▶ TASK TO CARRY OUT: Pick out every line in the data below that holds "pour".

Dataset rows about figures
▼▼▼

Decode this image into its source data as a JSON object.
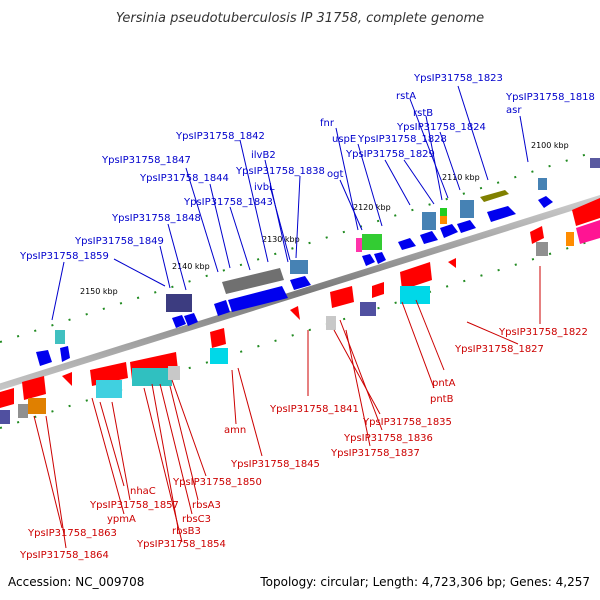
{
  "title": "Yersinia pseudotuberculosis IP 31758, complete genome",
  "footer": {
    "accession": "Accession: NC_009708",
    "summary": "Topology: circular; Length: 4,723,306 bp; Genes: 4,257"
  },
  "colors": {
    "forward_label": "#0000cc",
    "reverse_label": "#cc0000",
    "backbone": "#8a8a8a",
    "tick": "#228b22"
  },
  "scale": [
    "2100 kbp",
    "2110 kbp",
    "2120 kbp",
    "2130 kbp",
    "2140 kbp",
    "2150 kbp"
  ],
  "forward_labels": [
    "YpsIP31758_1823",
    "rstA",
    "asr",
    "YpsIP31758_1818",
    "rstB",
    "YpsIP31758_1824",
    "fnr",
    "uspE",
    "YpsIP31758_1828",
    "YpsIP31758_1842",
    "ogt",
    "YpsIP31758_1829",
    "ilvB2",
    "YpsIP31758_1847",
    "YpsIP31758_1838",
    "ivbL",
    "YpsIP31758_1844",
    "YpsIP31758_1843",
    "YpsIP31758_1848",
    "YpsIP31758_1849",
    "YpsIP31758_1859"
  ],
  "reverse_labels": [
    "YpsIP31758_1822",
    "YpsIP31758_1827",
    "pntA",
    "pntB",
    "YpsIP31758_1841",
    "YpsIP31758_1835",
    "amn",
    "YpsIP31758_1836",
    "YpsIP31758_1837",
    "YpsIP31758_1845",
    "YpsIP31758_1850",
    "nhaC",
    "YpsIP31758_1857",
    "rbsA3",
    "ypmA",
    "rbsC3",
    "YpsIP31758_1863",
    "rbsB3",
    "YpsIP31758_1854",
    "YpsIP31758_1864"
  ]
}
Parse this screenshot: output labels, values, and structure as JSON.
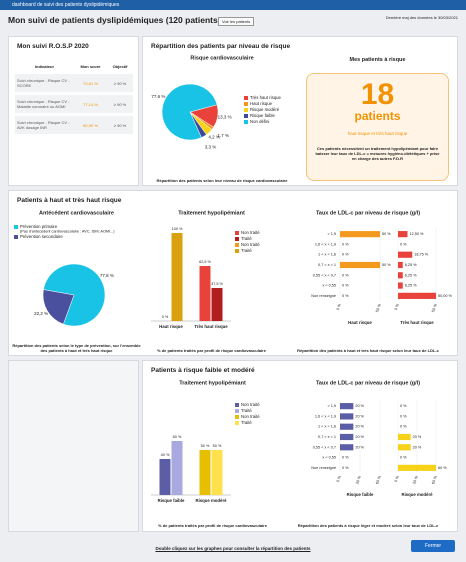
{
  "window_title": "dashboard de suivi des patients dyslipidémiques",
  "header": {
    "title": "Mon suivi de patients dyslipidémiques (120 patients)",
    "button": "Voir les patients",
    "updated": "Dernière maj des données le 30/03/2021"
  },
  "rosp": {
    "title": "Mon suivi R.O.S.P 2020",
    "columns": [
      "Indicateur",
      "Mon score",
      "Objectif"
    ],
    "rows": [
      [
        "Suivi chronique - Risque CV - SCORE",
        "70,61 %",
        "≥ 90 %"
      ],
      [
        "Suivi chronique - Risque CV - Maladie coronaire ou AOMI",
        "77,14 %",
        "≥ 90 %"
      ],
      [
        "Suivi chronique - Risque CV - AVK dosage INR",
        "60,90 %",
        "≥ 90 %"
      ]
    ]
  },
  "panels": {
    "risk": "Répartition des patients par niveau de risque",
    "high": "Patients à haut et très haut risque",
    "low": "Patients à risque faible et modéré"
  },
  "risk_box": {
    "title": "Mes patients à risque",
    "count": 18,
    "unit": "patients",
    "subtitle": "haut risque et très haut risque",
    "description": "Ces patients nécessitent un traitement hypolipémiant pour faire baisser leur taux de LDL-c = mesures hygiéno-diététiques + prise en charge des autres F.D.R"
  },
  "chart_data": [
    {
      "type": "pie",
      "title": "Risque cardiovasculaire",
      "categories": [
        "Très haut risque",
        "Haut risque",
        "Risque modéré",
        "Risque faible",
        "Non défini"
      ],
      "values": [
        13.3,
        1.7,
        4.2,
        3.3,
        77.6
      ],
      "value_labels": [
        "13,3 %",
        "1,7 %",
        "4,2 %",
        "3,3 %",
        "77,6 %"
      ],
      "colors": [
        "#e8423a",
        "#f39a1e",
        "#f7d21a",
        "#3c4a9c",
        "#19c3e6"
      ],
      "caption": "Répartition des patients selon leur niveau de risque cardiovasculaire"
    },
    {
      "type": "pie",
      "title": "Antécédent cardiovasculaire",
      "categories": [
        "Prévention primaire",
        "Prévention secondaire"
      ],
      "legend_note": "(Pas d'antécédent cardiovasculaire : AVC, IDM, AOMI...)",
      "values": [
        77.8,
        22.2
      ],
      "value_labels": [
        "77,8 %",
        "22,2 %"
      ],
      "colors": [
        "#19c3e6",
        "#4a4f9e"
      ],
      "caption": "Répartition des patients selon le type de prévention, sur l'ensemble des patients à haut et très haut risque"
    },
    {
      "type": "bar",
      "title": "Traitement hypolipémiant",
      "categories": [
        "Haut risque",
        "Très haut risque"
      ],
      "series": [
        {
          "name": "Non traité",
          "color": "#e8423a",
          "values": [
            null,
            62.5
          ],
          "value_labels": [
            null,
            "62,5 %"
          ]
        },
        {
          "name": "Traité",
          "color": "#b01e1e",
          "values": [
            null,
            37.5
          ],
          "value_labels": [
            null,
            "37,5 %"
          ]
        },
        {
          "name": "Non traité",
          "color": "#f39a1e",
          "values": [
            0,
            null
          ],
          "value_labels": [
            "0 %",
            null
          ]
        },
        {
          "name": "Traité",
          "color": "#d9a10e",
          "values": [
            100,
            null
          ],
          "value_labels": [
            "100 %",
            null
          ]
        }
      ],
      "ylim": [
        0,
        100
      ],
      "caption": "% de patients traités par profil de risque cardiovasculaire"
    },
    {
      "type": "hbar",
      "title": "Taux de LDL-c par niveau de risque (g/l)",
      "categories": [
        "> 1,9",
        "1,6 < x < 1,9",
        "1 < x < 1,6",
        "0,7 < x < 1",
        "0,55 < x < 0,7",
        "x < 0,55",
        "Non renseigné"
      ],
      "series": [
        {
          "name": "Haut risque",
          "color": "#f39a1e",
          "values": [
            50,
            0,
            0,
            50,
            0,
            0,
            0
          ],
          "value_labels": [
            "50 %",
            "0 %",
            "0 %",
            "50 %",
            "0 %",
            "0 %",
            "0 %"
          ]
        },
        {
          "name": "Très haut risque",
          "color": "#e8423a",
          "values": [
            12.5,
            0,
            18.75,
            6.25,
            6.25,
            6.25,
            50
          ],
          "value_labels": [
            "12,50 %",
            "0 %",
            "18,75 %",
            "6,25 %",
            "6,25 %",
            "6,25 %",
            "50,00 %"
          ]
        }
      ],
      "xlim": [
        0,
        50
      ],
      "xticks": [
        {
          "value": 0,
          "label": "0 %"
        },
        {
          "value": 50,
          "label": "50 %"
        }
      ],
      "caption": "Répartition des patients à haut et très haut risque selon leur taux de LDL-c"
    },
    {
      "type": "bar",
      "title": "Traitement hypolipémiant",
      "categories": [
        "Risque faible",
        "Risque modéré"
      ],
      "series": [
        {
          "name": "Non traité",
          "color": "#5b5ea6",
          "values": [
            40,
            null
          ],
          "value_labels": [
            "40 %",
            null
          ]
        },
        {
          "name": "Traité",
          "color": "#a9a9e0",
          "values": [
            60,
            null
          ],
          "value_labels": [
            "60 %",
            null
          ]
        },
        {
          "name": "Non traité",
          "color": "#e6bf00",
          "values": [
            null,
            50
          ],
          "value_labels": [
            null,
            "50 %"
          ]
        },
        {
          "name": "Traité",
          "color": "#ffe14d",
          "values": [
            null,
            50
          ],
          "value_labels": [
            null,
            "50 %"
          ]
        }
      ],
      "ylim": [
        0,
        100
      ],
      "caption": "% de patients traités par profil de risque cardiovasculaire"
    },
    {
      "type": "hbar",
      "title": "Taux de LDL-c par niveau de risque (g/l)",
      "categories": [
        "> 1,9",
        "1,6 < x < 1,9",
        "1 < x < 1,6",
        "0,7 < x < 1",
        "0,55 < x < 0,7",
        "x < 0,55",
        "Non renseigné"
      ],
      "series": [
        {
          "name": "Risque faible",
          "color": "#5b5ea6",
          "values": [
            20,
            20,
            20,
            20,
            20,
            0,
            0
          ],
          "value_labels": [
            "20 %",
            "20 %",
            "20 %",
            "20 %",
            "20 %",
            "0 %",
            "0 %"
          ]
        },
        {
          "name": "Risque modéré",
          "color": "#f7d21a",
          "values": [
            0,
            0,
            0,
            20,
            20,
            0,
            60
          ],
          "value_labels": [
            "0 %",
            "0 %",
            "0 %",
            "20 %",
            "20 %",
            "0 %",
            "60 %"
          ]
        }
      ],
      "xlim": [
        0,
        60
      ],
      "xticks": [
        {
          "value": 0,
          "label": "0 %"
        },
        {
          "value": 30,
          "label": "30 %"
        },
        {
          "value": 60,
          "label": "60 %"
        }
      ],
      "caption": "Répartition des patients à risque léger et modéré selon leur taux de LDL-c"
    }
  ],
  "footer": {
    "link": "Double cliquez sur les graphes pour consulter la répartition des patients",
    "button": "Fermer"
  }
}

▲▲▲

▶ ANSWER:
    "description": "Ces patients nécessitent un traitement hypolipémiant pour faire baisser leur taux de LDL-c = mesures hygiéno-diététiques + prise en charge des autres F.D.R"
    "link": "Double cliquez sur les graphes pour consulter la répartition des patients",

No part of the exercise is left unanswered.